**Records for this exercise:**
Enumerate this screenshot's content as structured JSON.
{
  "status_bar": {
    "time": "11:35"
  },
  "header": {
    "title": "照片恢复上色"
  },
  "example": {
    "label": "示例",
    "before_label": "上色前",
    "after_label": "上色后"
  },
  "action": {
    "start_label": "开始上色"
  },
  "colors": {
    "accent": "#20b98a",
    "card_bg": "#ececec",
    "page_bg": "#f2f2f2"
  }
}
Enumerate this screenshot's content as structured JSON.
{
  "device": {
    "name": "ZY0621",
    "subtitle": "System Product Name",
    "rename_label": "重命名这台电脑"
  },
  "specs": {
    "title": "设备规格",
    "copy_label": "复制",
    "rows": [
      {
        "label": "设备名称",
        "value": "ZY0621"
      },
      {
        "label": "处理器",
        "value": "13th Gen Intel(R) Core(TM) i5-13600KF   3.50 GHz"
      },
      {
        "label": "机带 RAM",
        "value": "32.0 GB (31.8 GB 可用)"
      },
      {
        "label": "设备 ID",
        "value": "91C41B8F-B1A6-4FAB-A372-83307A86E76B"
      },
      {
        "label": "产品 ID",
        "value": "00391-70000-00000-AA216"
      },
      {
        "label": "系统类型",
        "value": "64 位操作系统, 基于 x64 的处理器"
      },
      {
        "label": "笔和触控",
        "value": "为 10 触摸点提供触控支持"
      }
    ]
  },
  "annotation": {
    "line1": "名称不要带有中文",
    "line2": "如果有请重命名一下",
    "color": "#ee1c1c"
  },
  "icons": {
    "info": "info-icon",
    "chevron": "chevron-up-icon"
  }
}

**Problem requirements:** Above are the records; retype every one exactly.

**Problem solution:**
Enumerate this screenshot's content as structured JSON.
{
  "status_bar": {
    "time": "11:35"
  },
  "header": {
    "title": "照片恢复上色"
  },
  "example": {
    "label": "示例",
    "before_label": "上色前",
    "after_label": "上色后"
  },
  "action": {
    "start_label": "开始上色"
  },
  "colors": {
    "accent": "#20b98a",
    "card_bg": "#ececec",
    "page_bg": "#f2f2f2"
  }
}
Enumerate this screenshot's content as structured JSON.
{
  "device": {
    "name": "ZY0621",
    "subtitle": "System Product Name",
    "rename_label": "重命名这台电脑"
  },
  "specs": {
    "title": "设备规格",
    "copy_label": "复制",
    "rows": [
      {
        "label": "设备名称",
        "value": "ZY0621"
      },
      {
        "label": "处理器",
        "value": "13th Gen Intel(R) Core(TM) i5-13600KF   3.50 GHz"
      },
      {
        "label": "机带 RAM",
        "value": "32.0 GB (31.8 GB 可用)"
      },
      {
        "label": "设备 ID",
        "value": "91C41B8F-B1A6-4FAB-A372-83307A86E76B"
      },
      {
        "label": "产品 ID",
        "value": "00391-70000-00000-AA216"
      },
      {
        "label": "系统类型",
        "value": "64 位操作系统, 基于 x64 的处理器"
      },
      {
        "label": "笔和触控",
        "value": "为 10 触摸点提供触控支持"
      }
    ]
  },
  "annotation": {
    "line1": "名称不要带有中文",
    "line2": "如果有请重命名一下",
    "color": "#ee1c1c"
  },
  "icons": {
    "info": "info-icon",
    "chevron": "chevron-up-icon"
  }
}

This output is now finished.